▶ What to work on: From the line that includes "What's the underlying" to the last line of the data, quote each line precisely; both boundary lines belong in the answer.

▶ Stored records:
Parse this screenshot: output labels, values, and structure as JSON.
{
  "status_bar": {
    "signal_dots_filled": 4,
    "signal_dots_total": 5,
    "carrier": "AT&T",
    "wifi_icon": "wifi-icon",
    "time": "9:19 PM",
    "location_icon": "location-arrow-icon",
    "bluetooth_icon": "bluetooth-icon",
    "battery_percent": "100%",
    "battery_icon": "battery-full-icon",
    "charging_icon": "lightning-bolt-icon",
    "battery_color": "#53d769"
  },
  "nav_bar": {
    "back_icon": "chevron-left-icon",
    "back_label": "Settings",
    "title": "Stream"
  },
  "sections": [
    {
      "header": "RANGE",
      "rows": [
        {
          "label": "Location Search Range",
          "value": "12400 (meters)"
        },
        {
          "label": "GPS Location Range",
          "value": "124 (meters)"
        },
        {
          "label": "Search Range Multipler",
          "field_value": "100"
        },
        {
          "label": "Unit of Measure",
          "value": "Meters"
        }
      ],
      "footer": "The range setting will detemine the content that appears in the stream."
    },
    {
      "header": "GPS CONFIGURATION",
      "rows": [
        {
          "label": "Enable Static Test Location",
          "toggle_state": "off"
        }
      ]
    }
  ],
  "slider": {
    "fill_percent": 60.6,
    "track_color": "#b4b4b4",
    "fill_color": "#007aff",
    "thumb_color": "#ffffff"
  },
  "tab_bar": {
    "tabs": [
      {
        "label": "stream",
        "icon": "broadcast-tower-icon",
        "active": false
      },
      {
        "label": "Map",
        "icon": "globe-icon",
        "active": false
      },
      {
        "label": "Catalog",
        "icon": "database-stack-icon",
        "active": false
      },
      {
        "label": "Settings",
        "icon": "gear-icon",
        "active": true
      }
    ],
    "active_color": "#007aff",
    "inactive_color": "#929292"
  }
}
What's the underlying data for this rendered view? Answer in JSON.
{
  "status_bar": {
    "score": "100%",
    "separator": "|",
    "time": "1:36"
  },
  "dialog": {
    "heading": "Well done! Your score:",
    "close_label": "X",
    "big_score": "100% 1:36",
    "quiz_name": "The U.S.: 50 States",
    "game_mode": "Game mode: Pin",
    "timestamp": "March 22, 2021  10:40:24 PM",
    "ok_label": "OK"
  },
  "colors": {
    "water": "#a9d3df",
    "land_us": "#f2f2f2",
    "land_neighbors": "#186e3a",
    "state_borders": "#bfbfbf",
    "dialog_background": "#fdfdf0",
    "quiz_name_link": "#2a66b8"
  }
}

▶ Written answer:
What's the underlying data for this rendered view? Answer in JSON.
{
  "status_bar": {
    "score": "100%",
    "separator": "|",
    "time": "1:36"
  },
  "dialog": {
    "heading": "Well done! Your score:",
    "close_label": "X",
    "big_score": "100% 1:36",
    "quiz_name": "The U.S.: 50 States",
    "game_mode": "Game mode: Pin",
    "timestamp": "March 22, 2021  10:40:24 PM",
    "ok_label": "OK"
  },
  "colors": {
    "water": "#a9d3df",
    "land_us": "#f2f2f2",
    "land_neighbors": "#186e3a",
    "state_borders": "#bfbfbf",
    "dialog_background": "#fdfdf0",
    "quiz_name_link": "#2a66b8"
  }
}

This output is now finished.